• Aim: Repeat the entire listing exactly as written.

• Source data:

★ ★ ★ ★ ★ ★ ★

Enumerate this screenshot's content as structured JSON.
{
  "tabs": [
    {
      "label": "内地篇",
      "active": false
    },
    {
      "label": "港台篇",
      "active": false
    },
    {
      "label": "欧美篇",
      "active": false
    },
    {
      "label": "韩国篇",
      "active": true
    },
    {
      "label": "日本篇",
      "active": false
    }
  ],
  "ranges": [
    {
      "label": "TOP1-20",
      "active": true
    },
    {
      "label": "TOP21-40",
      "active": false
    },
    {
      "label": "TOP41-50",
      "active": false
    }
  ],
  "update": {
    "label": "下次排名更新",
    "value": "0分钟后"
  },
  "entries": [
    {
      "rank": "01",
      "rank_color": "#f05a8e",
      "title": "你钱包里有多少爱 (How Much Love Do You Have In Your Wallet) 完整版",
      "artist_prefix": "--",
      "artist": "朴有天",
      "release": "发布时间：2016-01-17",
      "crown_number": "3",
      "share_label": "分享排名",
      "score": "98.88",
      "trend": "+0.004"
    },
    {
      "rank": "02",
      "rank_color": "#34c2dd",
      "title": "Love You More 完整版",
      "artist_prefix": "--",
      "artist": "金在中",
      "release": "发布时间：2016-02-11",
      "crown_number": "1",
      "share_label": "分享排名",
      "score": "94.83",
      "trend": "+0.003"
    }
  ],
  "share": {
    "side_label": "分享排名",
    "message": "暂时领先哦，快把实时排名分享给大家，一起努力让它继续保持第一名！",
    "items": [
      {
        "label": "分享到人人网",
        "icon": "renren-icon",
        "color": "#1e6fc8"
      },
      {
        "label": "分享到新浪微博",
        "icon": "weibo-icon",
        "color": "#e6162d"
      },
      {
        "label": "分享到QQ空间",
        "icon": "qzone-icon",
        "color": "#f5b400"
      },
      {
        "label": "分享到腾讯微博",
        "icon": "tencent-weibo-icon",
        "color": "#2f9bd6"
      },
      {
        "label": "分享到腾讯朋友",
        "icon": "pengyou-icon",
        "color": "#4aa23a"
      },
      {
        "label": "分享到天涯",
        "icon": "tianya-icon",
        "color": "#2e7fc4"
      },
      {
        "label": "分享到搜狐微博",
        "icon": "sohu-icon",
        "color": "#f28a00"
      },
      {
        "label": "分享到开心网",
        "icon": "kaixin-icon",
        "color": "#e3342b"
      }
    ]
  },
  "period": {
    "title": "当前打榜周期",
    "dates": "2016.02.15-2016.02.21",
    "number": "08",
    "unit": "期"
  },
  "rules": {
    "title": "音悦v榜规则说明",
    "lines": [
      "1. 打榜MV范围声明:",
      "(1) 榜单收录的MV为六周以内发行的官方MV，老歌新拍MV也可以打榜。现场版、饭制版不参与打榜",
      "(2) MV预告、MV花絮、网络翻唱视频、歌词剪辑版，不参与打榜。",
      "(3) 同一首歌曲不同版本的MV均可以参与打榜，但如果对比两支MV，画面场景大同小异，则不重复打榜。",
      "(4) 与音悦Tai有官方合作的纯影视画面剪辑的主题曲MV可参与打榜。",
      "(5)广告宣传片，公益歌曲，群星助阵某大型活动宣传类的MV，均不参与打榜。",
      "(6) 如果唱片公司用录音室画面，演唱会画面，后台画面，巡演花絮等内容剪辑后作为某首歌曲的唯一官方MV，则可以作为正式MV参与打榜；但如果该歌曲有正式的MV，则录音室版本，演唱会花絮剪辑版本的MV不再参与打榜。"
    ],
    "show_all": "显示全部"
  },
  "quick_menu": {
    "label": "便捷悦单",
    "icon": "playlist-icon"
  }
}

★ ★ ★ ★ ★ ★ ★

• Task output:
Enumerate this screenshot's content as structured JSON.
{
  "tabs": [
    {
      "label": "内地篇",
      "active": false
    },
    {
      "label": "港台篇",
      "active": false
    },
    {
      "label": "欧美篇",
      "active": false
    },
    {
      "label": "韩国篇",
      "active": true
    },
    {
      "label": "日本篇",
      "active": false
    }
  ],
  "ranges": [
    {
      "label": "TOP1-20",
      "active": true
    },
    {
      "label": "TOP21-40",
      "active": false
    },
    {
      "label": "TOP41-50",
      "active": false
    }
  ],
  "update": {
    "label": "下次排名更新",
    "value": "0分钟后"
  },
  "entries": [
    {
      "rank": "01",
      "rank_color": "#f05a8e",
      "title": "你钱包里有多少爱 (How Much Love Do You Have In Your Wallet) 完整版",
      "artist_prefix": "--",
      "artist": "朴有天",
      "release": "发布时间：2016-01-17",
      "crown_number": "3",
      "share_label": "分享排名",
      "score": "98.88",
      "trend": "+0.004"
    },
    {
      "rank": "02",
      "rank_color": "#34c2dd",
      "title": "Love You More 完整版",
      "artist_prefix": "--",
      "artist": "金在中",
      "release": "发布时间：2016-02-11",
      "crown_number": "1",
      "share_label": "分享排名",
      "score": "94.83",
      "trend": "+0.003"
    }
  ],
  "share": {
    "side_label": "分享排名",
    "message": "暂时领先哦，快把实时排名分享给大家，一起努力让它继续保持第一名！",
    "items": [
      {
        "label": "分享到人人网",
        "icon": "renren-icon",
        "color": "#1e6fc8"
      },
      {
        "label": "分享到新浪微博",
        "icon": "weibo-icon",
        "color": "#e6162d"
      },
      {
        "label": "分享到QQ空间",
        "icon": "qzone-icon",
        "color": "#f5b400"
      },
      {
        "label": "分享到腾讯微博",
        "icon": "tencent-weibo-icon",
        "color": "#2f9bd6"
      },
      {
        "label": "分享到腾讯朋友",
        "icon": "pengyou-icon",
        "color": "#4aa23a"
      },
      {
        "label": "分享到天涯",
        "icon": "tianya-icon",
        "color": "#2e7fc4"
      },
      {
        "label": "分享到搜狐微博",
        "icon": "sohu-icon",
        "color": "#f28a00"
      },
      {
        "label": "分享到开心网",
        "icon": "kaixin-icon",
        "color": "#e3342b"
      }
    ]
  },
  "period": {
    "title": "当前打榜周期",
    "dates": "2016.02.15-2016.02.21",
    "number": "08",
    "unit": "期"
  },
  "rules": {
    "title": "音悦v榜规则说明",
    "lines": [
      "1. 打榜MV范围声明:",
      "(1) 榜单收录的MV为六周以内发行的官方MV，老歌新拍MV也可以打榜。现场版、饭制版不参与打榜",
      "(2) MV预告、MV花絮、网络翻唱视频、歌词剪辑版，不参与打榜。",
      "(3) 同一首歌曲不同版本的MV均可以参与打榜，但如果对比两支MV，画面场景大同小异，则不重复打榜。",
      "(4) 与音悦Tai有官方合作的纯影视画面剪辑的主题曲MV可参与打榜。",
      "(5)广告宣传片，公益歌曲，群星助阵某大型活动宣传类的MV，均不参与打榜。",
      "(6) 如果唱片公司用录音室画面，演唱会画面，后台画面，巡演花絮等内容剪辑后作为某首歌曲的唯一官方MV，则可以作为正式MV参与打榜；但如果该歌曲有正式的MV，则录音室版本，演唱会花絮剪辑版本的MV不再参与打榜。"
    ],
    "show_all": "显示全部"
  },
  "quick_menu": {
    "label": "便捷悦单",
    "icon": "playlist-icon"
  }
}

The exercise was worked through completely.